** Begin **

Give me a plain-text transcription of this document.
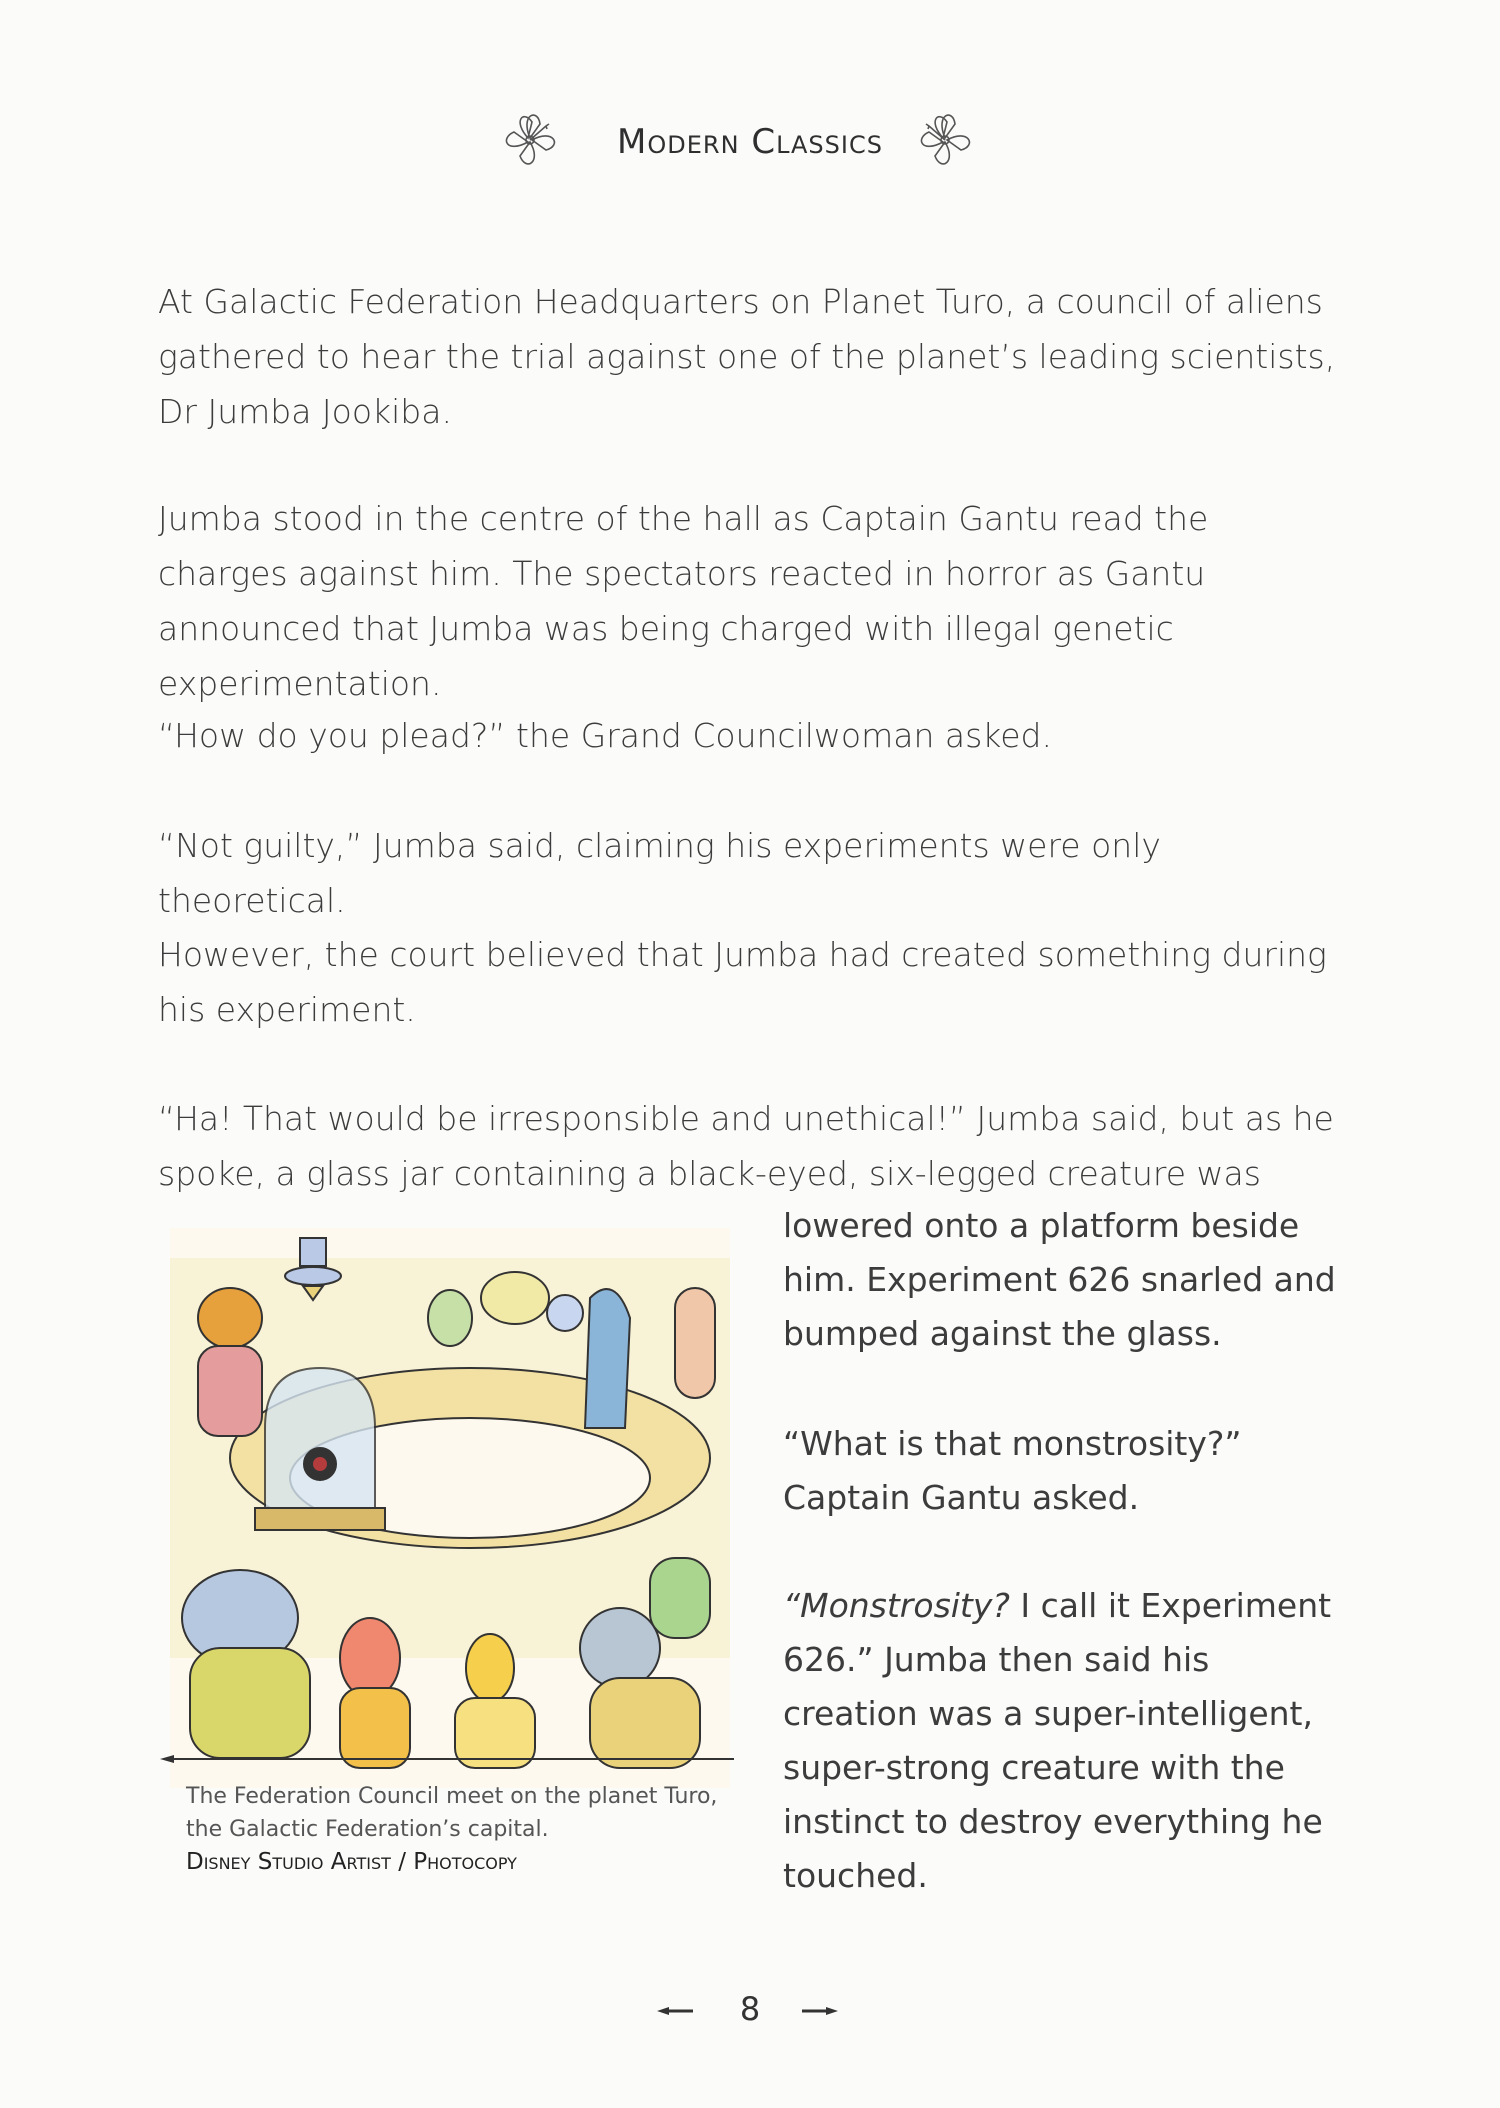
Modern Classics

At Galactic Federation Headquarters on Planet Turo, a council of aliens gathered to hear the trial against one of the planet’s leading scientists, Dr Jumba Jookiba.

Jumba stood in the centre of the hall as Captain Gantu read the charges against him. The spectators reacted in horror as Gantu announced that Jumba was being charged with illegal genetic experimentation.

“How do you plead?” the Grand Councilwoman asked.

“Not guilty,” Jumba said, claiming his experiments were only theoretical.

However, the court believed that Jumba had created something during his experiment.

“Ha! That would be irresponsible and unethical!” Jumba said, but as he spoke, a glass jar containing a black-eyed, six-legged creature was

lowered onto a platform beside him. Experiment 626 snarled and bumped against the glass.

“What is that monstrosity?” Captain Gantu asked.

“Monstrosity? I call it Experiment 626.” Jumba then said his creation was a super-intelligent, super-strong creature with the instinct to destroy everything he touched.

The Federation Council meet on the planet Turo, the Galactic Federation’s capital.
Disney Studio Artist / Photocopy
8
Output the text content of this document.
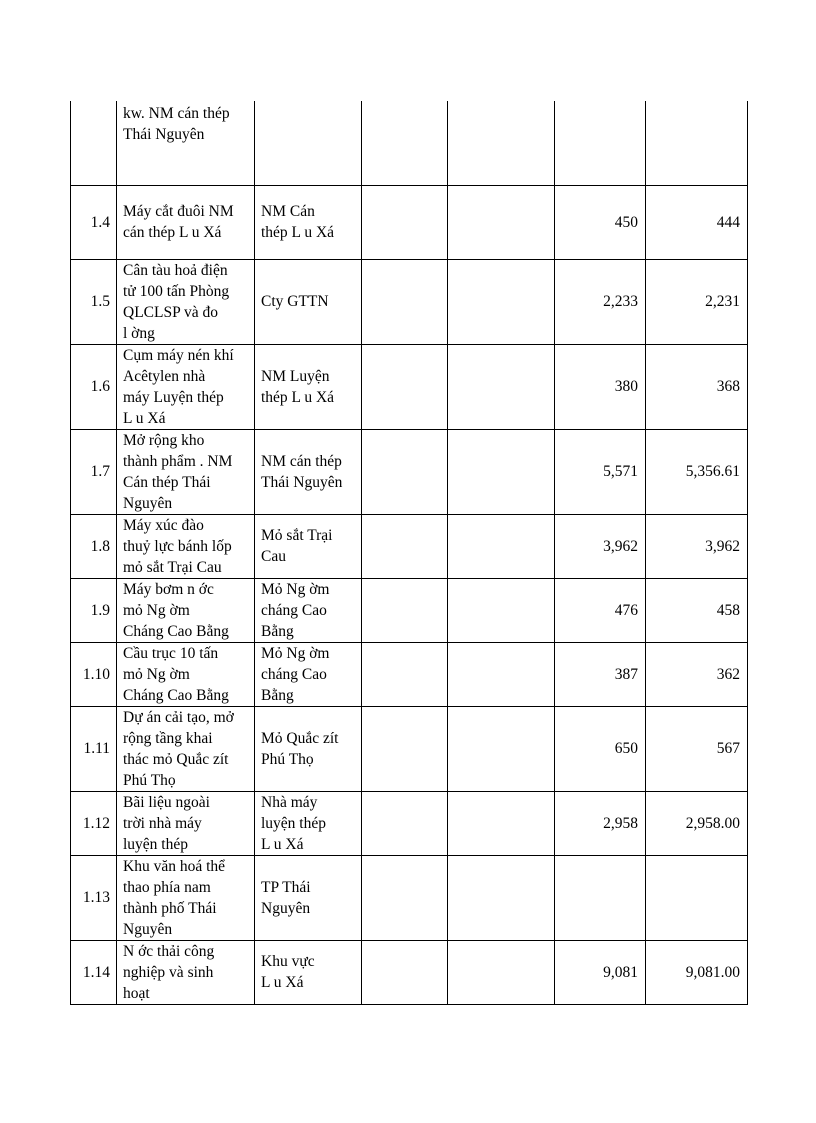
	kw. NM cán thép
Thái Nguyên					
1.4	Máy cắt đuôi NM
cán thép L u Xá	NM Cán
thép L u Xá			450	444
1.5	Cân tàu hoả điện
tử 100 tấn Phòng
QLCLSP và đo
l ờng	Cty GTTN			2,233	2,231
1.6	Cụm máy nén khí
Acêtylen nhà
máy Luyện thép
L u Xá	NM Luyện
thép L u Xá			380	368
1.7	Mở rộng kho
thành phẩm . NM
Cán thép Thái
Nguyên	NM cán thép
Thái Nguyên			5,571	5,356.61
1.8	Máy xúc đào
thuỷ lực bánh lốp
mỏ sắt Trại Cau	Mỏ sắt Trại
Cau			3,962	3,962
1.9	Máy bơm n ớc
mỏ Ng ờm
Cháng Cao Bằng	Mỏ Ng ờm
cháng Cao
Bằng			476	458
1.10	Cầu trục 10 tấn
mỏ Ng ờm
Cháng Cao Bằng	Mỏ Ng ờm
cháng Cao
Bằng			387	362
1.11	Dự án cải tạo, mở
rộng tầng khai
thác mỏ Quắc zít
Phú Thọ	Mỏ Quắc zít
Phú Thọ			650	567
1.12	Bãi liệu ngoài
trời nhà máy
luyện thép	Nhà máy
luyện thép
L u Xá			2,958	2,958.00
1.13	Khu văn hoá thể
thao phía nam
thành phố Thái
Nguyên	TP Thái
Nguyên				
1.14	N ớc thải công
nghiệp và sinh
hoạt	Khu vực
L u Xá			9,081	9,081.00
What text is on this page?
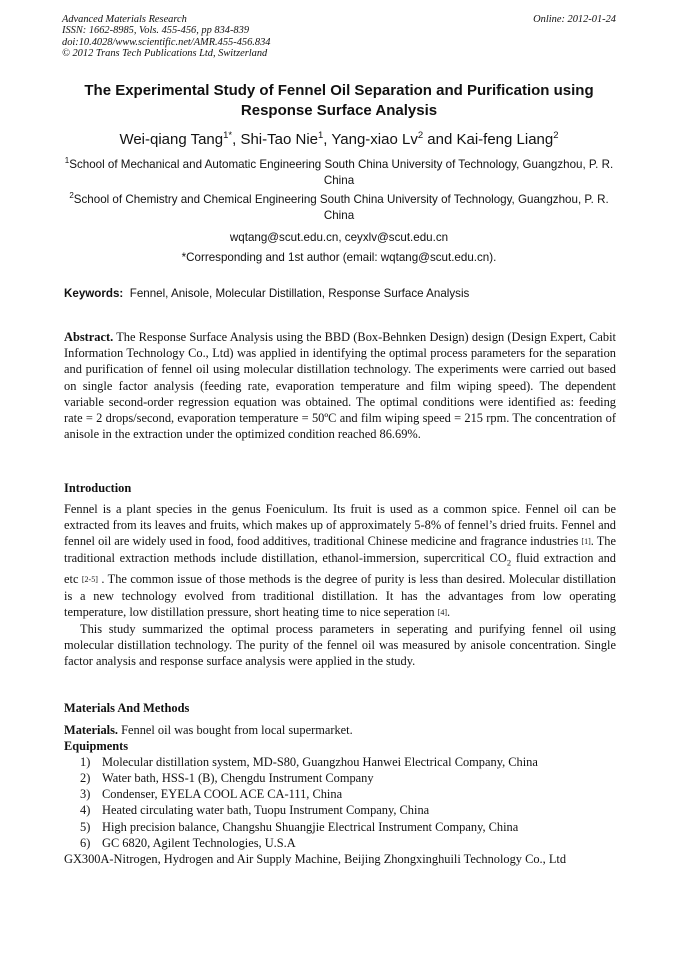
Advanced Materials Research
ISSN: 1662-8985, Vols. 455-456, pp 834-839
doi:10.4028/www.scientific.net/AMR.455-456.834
© 2012 Trans Tech Publications Ltd, Switzerland
Online: 2012-01-24
The Experimental Study of Fennel Oil Separation and Purification using Response Surface Analysis
Wei-qiang Tang$^{1*}$, Shi-Tao Nie$^1$, Yang-xiao Lv$^2$ and Kai-feng Liang$^2$
$^1$School of Mechanical and Automatic Engineering South China University of Technology, Guangzhou, P. R. China
$^2$School of Chemistry and Chemical Engineering South China University of Technology, Guangzhou, P. R. China
wqtang@scut.edu.cn, ceyxlv@scut.edu.cn
*Corresponding and 1st author (email: wqtang@scut.edu.cn).
Keywords: Fennel, Anisole, Molecular Distillation, Response Surface Analysis
Abstract. The Response Surface Analysis using the BBD (Box-Behnken Design) design (Design Expert, Cabit Information Technology Co., Ltd) was applied in identifying the optimal process parameters for the separation and purification of fennel oil using molecular distillation technology. The experiments were carried out based on single factor analysis (feeding rate, evaporation temperature and film wiping speed). The dependent variable second-order regression equation was obtained. The optimal conditions were identified as: feeding rate = 2 drops/second, evaporation temperature = 50ºC and film wiping speed = 215 rpm. The concentration of anisole in the extraction under the optimized condition reached 86.69%.
Introduction

Fennel is a plant species in the genus Foeniculum. Its fruit is used as a common spice. Fennel oil can be extracted from its leaves and fruits, which makes up of approximately 5-8% of fennel’s dried fruits. Fennel and fennel oil are widely used in food, food additives, traditional Chinese medicine and fragrance industries [1]. The traditional extraction methods include distillation, ethanol-immersion, supercritical $CO_2$ fluid extraction and etc [2-5] . The common issue of those methods is the degree of purity is less than desired. Molecular distillation is a new technology evolved from traditional distillation. It has the advantages from low operating temperature, low distillation pressure, short heating time to nice seperation [4].

This study summarized the optimal process parameters in seperating and purifying fennel oil using molecular distillation technology. The purity of the fennel oil was measured by anisole concentration. Single factor analysis and response surface analysis were applied in the study.

Materials And Methods
Materials. Fennel oil was bought from local supermarket.
Equipments
1) Molecular distillation system, MD-S80, Guangzhou Hanwei Electrical Company, China
2) Water bath, HSS-1 (B), Chengdu Instrument Company
3) Condenser, EYELA COOL ACE CA-111, China
4) Heated circulating water bath, Tuopu Instrument Company, China
5) High precision balance, Changshu Shuangjie Electrical Instrument Company, China
6) GC 6820, Agilent Technologies, U.S.A
GX300A-Nitrogen, Hydrogen and Air Supply Machine, Beijing Zhongxinghuili Technology Co., Ltd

** End **

## Exercise
Write out every line of the preceding listing that contains "Bằng".

## Correct answer
Cháng Cao Bằng	Mỏ Ng ờm
Bằng			476	458
Cháng Cao Bằng	Mỏ Ng ờm
Bằng			387	362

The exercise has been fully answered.